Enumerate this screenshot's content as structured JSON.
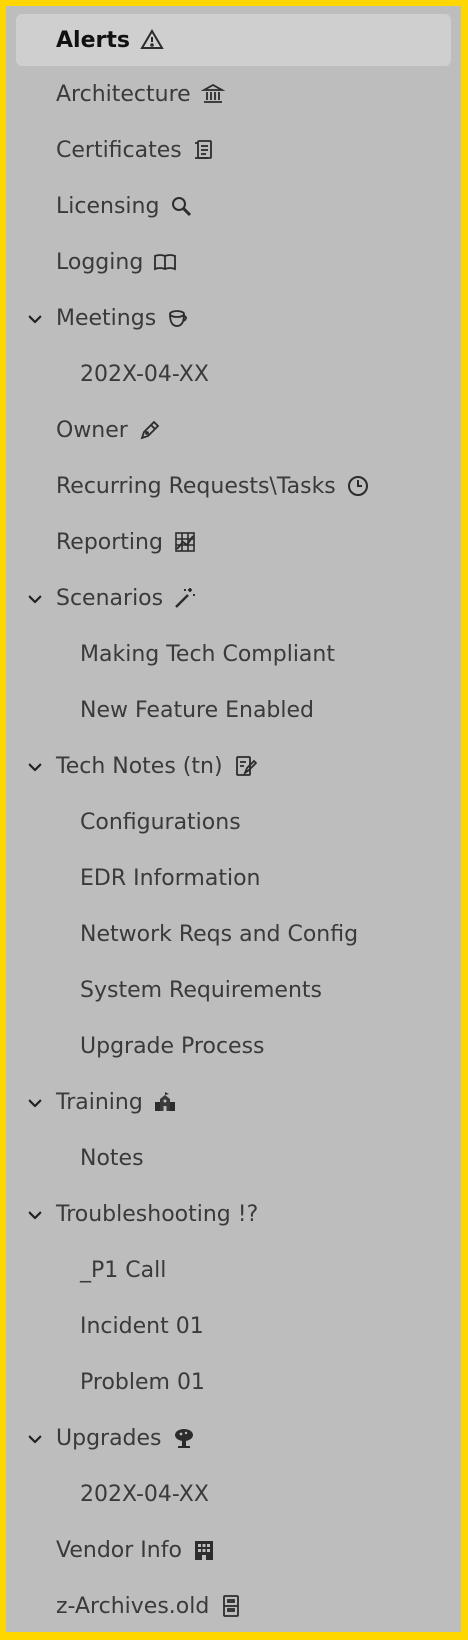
{
  "items": [
    {
      "label": "Alerts",
      "icon": "warning-icon",
      "level": 0,
      "selected": true
    },
    {
      "label": "Architecture",
      "icon": "classical-building-icon",
      "level": 0
    },
    {
      "label": "Certificates",
      "icon": "scroll-icon",
      "level": 0
    },
    {
      "label": "Licensing",
      "icon": "magnifier-icon",
      "level": 0
    },
    {
      "label": "Logging",
      "icon": "open-book-icon",
      "level": 0
    },
    {
      "label": "Meetings",
      "icon": "coffee-cup-icon",
      "level": 0,
      "expanded": true
    },
    {
      "label": "202X-04-XX",
      "level": 1
    },
    {
      "label": "Owner",
      "icon": "pen-icon",
      "level": 0
    },
    {
      "label": "Recurring Requests\\Tasks",
      "icon": "clock-icon",
      "level": 0
    },
    {
      "label": "Reporting",
      "icon": "chart-icon",
      "level": 0
    },
    {
      "label": "Scenarios",
      "icon": "magic-wand-icon",
      "level": 0,
      "expanded": true
    },
    {
      "label": "Making Tech Compliant",
      "level": 1
    },
    {
      "label": "New Feature Enabled",
      "level": 1
    },
    {
      "label": "Tech Notes (tn)",
      "icon": "memo-icon",
      "level": 0,
      "expanded": true
    },
    {
      "label": "Configurations",
      "level": 1
    },
    {
      "label": "EDR Information",
      "level": 1
    },
    {
      "label": "Network Reqs and Config",
      "level": 1
    },
    {
      "label": "System Requirements",
      "level": 1
    },
    {
      "label": "Upgrade Process",
      "level": 1
    },
    {
      "label": "Training",
      "icon": "school-icon",
      "level": 0,
      "expanded": true
    },
    {
      "label": "Notes",
      "level": 1
    },
    {
      "label": "Troubleshooting !?",
      "level": 0,
      "expanded": true
    },
    {
      "label": "_P1 Call",
      "level": 1
    },
    {
      "label": "Incident 01",
      "level": 1
    },
    {
      "label": "Problem 01",
      "level": 1
    },
    {
      "label": "Upgrades",
      "icon": "mushroom-cloud-icon",
      "level": 0,
      "expanded": true
    },
    {
      "label": "202X-04-XX",
      "level": 1
    },
    {
      "label": "Vendor Info",
      "icon": "office-building-icon",
      "level": 0
    },
    {
      "label": "z-Archives.old",
      "icon": "file-cabinet-icon",
      "level": 0
    }
  ]
}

AIM OF THE EXERCISE: Retype the listing exactly. Pictures do not belong in the copy.

TASK RESULT:
Enumerate this screenshot's content as structured JSON.
{
  "items": [
    {
      "label": "Alerts",
      "icon": "warning-icon",
      "level": 0,
      "selected": true
    },
    {
      "label": "Architecture",
      "icon": "classical-building-icon",
      "level": 0
    },
    {
      "label": "Certificates",
      "icon": "scroll-icon",
      "level": 0
    },
    {
      "label": "Licensing",
      "icon": "magnifier-icon",
      "level": 0
    },
    {
      "label": "Logging",
      "icon": "open-book-icon",
      "level": 0
    },
    {
      "label": "Meetings",
      "icon": "coffee-cup-icon",
      "level": 0,
      "expanded": true
    },
    {
      "label": "202X-04-XX",
      "level": 1
    },
    {
      "label": "Owner",
      "icon": "pen-icon",
      "level": 0
    },
    {
      "label": "Recurring Requests\\Tasks",
      "icon": "clock-icon",
      "level": 0
    },
    {
      "label": "Reporting",
      "icon": "chart-icon",
      "level": 0
    },
    {
      "label": "Scenarios",
      "icon": "magic-wand-icon",
      "level": 0,
      "expanded": true
    },
    {
      "label": "Making Tech Compliant",
      "level": 1
    },
    {
      "label": "New Feature Enabled",
      "level": 1
    },
    {
      "label": "Tech Notes (tn)",
      "icon": "memo-icon",
      "level": 0,
      "expanded": true
    },
    {
      "label": "Configurations",
      "level": 1
    },
    {
      "label": "EDR Information",
      "level": 1
    },
    {
      "label": "Network Reqs and Config",
      "level": 1
    },
    {
      "label": "System Requirements",
      "level": 1
    },
    {
      "label": "Upgrade Process",
      "level": 1
    },
    {
      "label": "Training",
      "icon": "school-icon",
      "level": 0,
      "expanded": true
    },
    {
      "label": "Notes",
      "level": 1
    },
    {
      "label": "Troubleshooting !?",
      "level": 0,
      "expanded": true
    },
    {
      "label": "_P1 Call",
      "level": 1
    },
    {
      "label": "Incident 01",
      "level": 1
    },
    {
      "label": "Problem 01",
      "level": 1
    },
    {
      "label": "Upgrades",
      "icon": "mushroom-cloud-icon",
      "level": 0,
      "expanded": true
    },
    {
      "label": "202X-04-XX",
      "level": 1
    },
    {
      "label": "Vendor Info",
      "icon": "office-building-icon",
      "level": 0
    },
    {
      "label": "z-Archives.old",
      "icon": "file-cabinet-icon",
      "level": 0
    }
  ]
}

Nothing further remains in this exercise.